DATASET EXTRACT –

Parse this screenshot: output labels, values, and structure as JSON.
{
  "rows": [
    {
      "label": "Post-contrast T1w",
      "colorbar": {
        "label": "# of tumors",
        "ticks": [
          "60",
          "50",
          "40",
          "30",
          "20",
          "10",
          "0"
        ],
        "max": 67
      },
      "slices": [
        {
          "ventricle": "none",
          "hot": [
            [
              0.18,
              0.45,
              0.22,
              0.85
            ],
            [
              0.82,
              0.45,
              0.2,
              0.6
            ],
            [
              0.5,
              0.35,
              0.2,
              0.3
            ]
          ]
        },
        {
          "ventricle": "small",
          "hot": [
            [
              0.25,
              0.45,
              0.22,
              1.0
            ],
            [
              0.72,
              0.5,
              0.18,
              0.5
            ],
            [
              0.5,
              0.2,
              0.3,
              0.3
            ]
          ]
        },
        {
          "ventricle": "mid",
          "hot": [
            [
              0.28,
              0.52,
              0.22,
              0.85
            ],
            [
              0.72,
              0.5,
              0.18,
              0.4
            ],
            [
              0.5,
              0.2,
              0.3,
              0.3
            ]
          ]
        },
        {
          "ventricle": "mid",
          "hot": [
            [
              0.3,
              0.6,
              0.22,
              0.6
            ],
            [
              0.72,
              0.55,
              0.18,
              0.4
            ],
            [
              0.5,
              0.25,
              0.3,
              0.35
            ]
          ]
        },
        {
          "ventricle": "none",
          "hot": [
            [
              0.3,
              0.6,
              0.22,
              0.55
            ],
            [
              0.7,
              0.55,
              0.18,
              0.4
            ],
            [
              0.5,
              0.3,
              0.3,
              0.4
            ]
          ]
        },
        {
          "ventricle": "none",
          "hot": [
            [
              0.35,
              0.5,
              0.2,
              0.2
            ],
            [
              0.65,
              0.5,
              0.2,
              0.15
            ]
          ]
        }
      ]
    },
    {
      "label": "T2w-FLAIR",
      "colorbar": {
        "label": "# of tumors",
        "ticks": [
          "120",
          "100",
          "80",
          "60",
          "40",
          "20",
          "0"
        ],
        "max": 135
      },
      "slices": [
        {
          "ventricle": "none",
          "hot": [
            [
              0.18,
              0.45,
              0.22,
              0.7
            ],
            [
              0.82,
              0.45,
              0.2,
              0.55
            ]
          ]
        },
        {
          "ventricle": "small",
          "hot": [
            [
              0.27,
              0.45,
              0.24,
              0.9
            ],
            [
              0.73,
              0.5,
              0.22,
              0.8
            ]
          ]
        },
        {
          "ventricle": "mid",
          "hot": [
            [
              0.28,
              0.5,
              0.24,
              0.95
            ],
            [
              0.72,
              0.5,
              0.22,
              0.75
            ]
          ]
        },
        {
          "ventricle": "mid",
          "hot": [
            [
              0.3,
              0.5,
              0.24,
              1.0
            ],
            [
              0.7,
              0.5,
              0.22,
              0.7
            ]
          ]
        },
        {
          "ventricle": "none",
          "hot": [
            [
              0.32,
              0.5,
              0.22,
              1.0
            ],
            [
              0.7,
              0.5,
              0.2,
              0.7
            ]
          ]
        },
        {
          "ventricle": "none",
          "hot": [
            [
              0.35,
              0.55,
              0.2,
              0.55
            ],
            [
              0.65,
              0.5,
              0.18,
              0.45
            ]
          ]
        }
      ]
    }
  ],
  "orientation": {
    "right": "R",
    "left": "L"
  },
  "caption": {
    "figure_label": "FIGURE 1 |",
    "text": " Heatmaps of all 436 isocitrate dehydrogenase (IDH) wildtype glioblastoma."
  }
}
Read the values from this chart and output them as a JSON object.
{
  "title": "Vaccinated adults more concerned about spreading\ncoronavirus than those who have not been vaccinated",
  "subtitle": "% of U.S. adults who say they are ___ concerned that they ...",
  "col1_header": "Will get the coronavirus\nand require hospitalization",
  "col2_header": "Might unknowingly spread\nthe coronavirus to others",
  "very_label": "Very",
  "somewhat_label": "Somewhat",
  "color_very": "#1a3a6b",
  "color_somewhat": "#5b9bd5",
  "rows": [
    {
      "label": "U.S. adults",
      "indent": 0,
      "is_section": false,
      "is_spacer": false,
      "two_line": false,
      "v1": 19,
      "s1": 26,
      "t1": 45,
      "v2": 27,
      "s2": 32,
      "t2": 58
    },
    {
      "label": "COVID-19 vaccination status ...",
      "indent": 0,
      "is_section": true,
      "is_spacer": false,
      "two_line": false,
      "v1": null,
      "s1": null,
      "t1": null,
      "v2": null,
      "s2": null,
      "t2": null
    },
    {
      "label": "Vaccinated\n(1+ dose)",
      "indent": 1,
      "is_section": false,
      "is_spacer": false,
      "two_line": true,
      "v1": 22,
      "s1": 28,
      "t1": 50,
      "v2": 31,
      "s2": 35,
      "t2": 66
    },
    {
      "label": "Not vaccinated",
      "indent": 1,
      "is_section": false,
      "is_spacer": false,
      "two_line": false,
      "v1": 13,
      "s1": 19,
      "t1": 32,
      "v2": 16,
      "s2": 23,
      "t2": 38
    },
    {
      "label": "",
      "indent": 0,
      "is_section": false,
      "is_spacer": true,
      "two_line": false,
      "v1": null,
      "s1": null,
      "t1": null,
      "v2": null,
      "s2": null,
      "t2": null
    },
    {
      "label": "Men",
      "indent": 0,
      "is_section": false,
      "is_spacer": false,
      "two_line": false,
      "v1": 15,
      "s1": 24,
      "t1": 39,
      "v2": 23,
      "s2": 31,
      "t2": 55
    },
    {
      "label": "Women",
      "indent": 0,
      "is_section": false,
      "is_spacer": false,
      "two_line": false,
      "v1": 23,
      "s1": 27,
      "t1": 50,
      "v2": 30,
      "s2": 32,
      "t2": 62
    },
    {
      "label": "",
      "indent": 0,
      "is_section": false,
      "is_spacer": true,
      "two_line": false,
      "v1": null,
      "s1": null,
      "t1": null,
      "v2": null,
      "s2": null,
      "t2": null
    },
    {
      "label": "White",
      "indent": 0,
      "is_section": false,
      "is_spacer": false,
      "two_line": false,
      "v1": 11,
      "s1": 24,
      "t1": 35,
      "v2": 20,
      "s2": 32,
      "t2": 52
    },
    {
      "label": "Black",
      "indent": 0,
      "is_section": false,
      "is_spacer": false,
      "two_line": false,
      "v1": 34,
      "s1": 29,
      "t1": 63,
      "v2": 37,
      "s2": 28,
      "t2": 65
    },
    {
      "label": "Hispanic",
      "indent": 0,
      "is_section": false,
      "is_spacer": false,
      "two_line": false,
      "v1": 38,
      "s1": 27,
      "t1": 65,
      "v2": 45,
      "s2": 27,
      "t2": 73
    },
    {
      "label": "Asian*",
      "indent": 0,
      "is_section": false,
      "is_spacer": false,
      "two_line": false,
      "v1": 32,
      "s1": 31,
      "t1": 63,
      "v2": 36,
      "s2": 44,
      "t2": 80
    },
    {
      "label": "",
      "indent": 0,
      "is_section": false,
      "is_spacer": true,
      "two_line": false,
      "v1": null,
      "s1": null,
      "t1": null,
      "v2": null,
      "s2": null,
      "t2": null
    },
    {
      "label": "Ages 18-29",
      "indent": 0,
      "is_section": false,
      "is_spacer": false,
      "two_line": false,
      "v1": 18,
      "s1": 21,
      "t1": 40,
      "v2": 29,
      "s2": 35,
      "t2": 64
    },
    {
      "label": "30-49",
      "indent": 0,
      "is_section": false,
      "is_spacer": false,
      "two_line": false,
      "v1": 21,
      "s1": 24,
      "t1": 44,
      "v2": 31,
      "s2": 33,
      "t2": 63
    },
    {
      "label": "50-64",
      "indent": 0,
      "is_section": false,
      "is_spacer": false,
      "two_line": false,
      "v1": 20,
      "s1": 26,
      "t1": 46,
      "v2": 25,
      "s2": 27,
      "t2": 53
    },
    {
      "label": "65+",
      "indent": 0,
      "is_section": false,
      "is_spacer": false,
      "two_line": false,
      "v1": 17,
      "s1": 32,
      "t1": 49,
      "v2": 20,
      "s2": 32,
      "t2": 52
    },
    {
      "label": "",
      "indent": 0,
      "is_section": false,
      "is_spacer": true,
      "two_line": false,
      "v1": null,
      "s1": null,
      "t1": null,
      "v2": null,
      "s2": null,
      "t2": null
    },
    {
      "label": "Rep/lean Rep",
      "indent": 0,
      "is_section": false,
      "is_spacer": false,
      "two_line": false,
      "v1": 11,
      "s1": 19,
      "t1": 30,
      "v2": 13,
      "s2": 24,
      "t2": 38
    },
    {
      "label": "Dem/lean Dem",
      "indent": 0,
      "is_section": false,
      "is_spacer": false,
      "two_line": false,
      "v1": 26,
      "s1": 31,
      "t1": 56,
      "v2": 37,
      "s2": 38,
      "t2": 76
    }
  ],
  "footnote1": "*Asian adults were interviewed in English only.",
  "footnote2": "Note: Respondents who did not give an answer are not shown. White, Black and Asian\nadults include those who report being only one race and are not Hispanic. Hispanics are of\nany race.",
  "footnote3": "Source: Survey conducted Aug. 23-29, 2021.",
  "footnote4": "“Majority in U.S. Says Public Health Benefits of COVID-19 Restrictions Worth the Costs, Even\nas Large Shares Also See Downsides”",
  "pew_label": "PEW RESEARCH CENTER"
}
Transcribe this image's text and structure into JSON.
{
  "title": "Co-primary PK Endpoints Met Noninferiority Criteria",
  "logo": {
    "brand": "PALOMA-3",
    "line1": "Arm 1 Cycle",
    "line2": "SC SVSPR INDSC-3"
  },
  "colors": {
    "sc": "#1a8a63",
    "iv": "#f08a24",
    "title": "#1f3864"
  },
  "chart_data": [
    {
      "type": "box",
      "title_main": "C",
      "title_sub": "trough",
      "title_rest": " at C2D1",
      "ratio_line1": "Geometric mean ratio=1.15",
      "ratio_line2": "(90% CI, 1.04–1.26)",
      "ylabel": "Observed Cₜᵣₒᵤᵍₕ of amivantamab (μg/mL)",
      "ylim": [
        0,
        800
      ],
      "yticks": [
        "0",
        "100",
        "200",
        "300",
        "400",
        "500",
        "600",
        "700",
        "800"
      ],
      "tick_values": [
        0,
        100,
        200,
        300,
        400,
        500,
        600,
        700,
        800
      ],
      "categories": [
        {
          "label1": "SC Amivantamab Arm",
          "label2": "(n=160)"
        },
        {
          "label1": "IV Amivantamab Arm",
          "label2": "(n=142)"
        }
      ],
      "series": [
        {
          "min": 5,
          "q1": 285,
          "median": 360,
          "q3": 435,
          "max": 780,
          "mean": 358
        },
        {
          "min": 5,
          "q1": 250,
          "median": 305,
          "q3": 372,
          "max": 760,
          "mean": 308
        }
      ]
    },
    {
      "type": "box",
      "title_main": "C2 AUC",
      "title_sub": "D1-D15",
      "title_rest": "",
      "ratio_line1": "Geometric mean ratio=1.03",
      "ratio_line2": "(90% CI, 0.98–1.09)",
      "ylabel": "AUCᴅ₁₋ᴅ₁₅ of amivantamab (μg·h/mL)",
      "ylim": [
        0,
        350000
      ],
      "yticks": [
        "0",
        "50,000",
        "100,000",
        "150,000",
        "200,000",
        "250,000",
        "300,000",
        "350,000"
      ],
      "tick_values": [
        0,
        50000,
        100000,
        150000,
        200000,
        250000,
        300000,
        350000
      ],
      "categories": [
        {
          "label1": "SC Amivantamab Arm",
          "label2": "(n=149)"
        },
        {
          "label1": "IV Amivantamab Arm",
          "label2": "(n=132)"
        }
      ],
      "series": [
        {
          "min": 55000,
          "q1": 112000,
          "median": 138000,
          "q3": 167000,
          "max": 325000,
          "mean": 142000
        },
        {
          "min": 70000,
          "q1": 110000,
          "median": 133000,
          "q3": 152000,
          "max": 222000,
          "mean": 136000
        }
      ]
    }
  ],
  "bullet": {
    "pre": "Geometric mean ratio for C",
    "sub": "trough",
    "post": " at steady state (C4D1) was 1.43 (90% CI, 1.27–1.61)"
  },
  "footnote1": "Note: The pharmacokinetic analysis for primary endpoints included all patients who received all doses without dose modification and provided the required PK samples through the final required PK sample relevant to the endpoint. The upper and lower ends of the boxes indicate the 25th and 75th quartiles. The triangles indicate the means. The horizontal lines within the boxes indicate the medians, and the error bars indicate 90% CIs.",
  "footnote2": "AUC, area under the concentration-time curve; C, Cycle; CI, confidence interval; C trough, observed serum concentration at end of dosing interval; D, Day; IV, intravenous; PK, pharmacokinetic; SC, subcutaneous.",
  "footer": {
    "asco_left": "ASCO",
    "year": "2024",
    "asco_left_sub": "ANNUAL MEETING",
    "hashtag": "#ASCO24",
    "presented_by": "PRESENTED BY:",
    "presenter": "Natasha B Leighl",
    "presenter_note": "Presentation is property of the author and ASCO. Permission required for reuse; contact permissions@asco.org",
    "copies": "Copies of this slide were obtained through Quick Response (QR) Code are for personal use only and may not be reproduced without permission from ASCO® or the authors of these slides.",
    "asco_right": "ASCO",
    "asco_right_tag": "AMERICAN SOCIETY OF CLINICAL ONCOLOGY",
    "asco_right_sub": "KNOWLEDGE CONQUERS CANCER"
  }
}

PROBLEM STATEMENT – The expected answer is each line of the records above that includes the string "COVID".

RESULT OF THE TASK –
      "label": "COVID-19 vaccination status ...",
  "footnote4": "“Majority in U.S. Says Public Health Benefits of COVID-19 Restrictions Worth the Costs, Even\nas Large Shares Also See Downsides”",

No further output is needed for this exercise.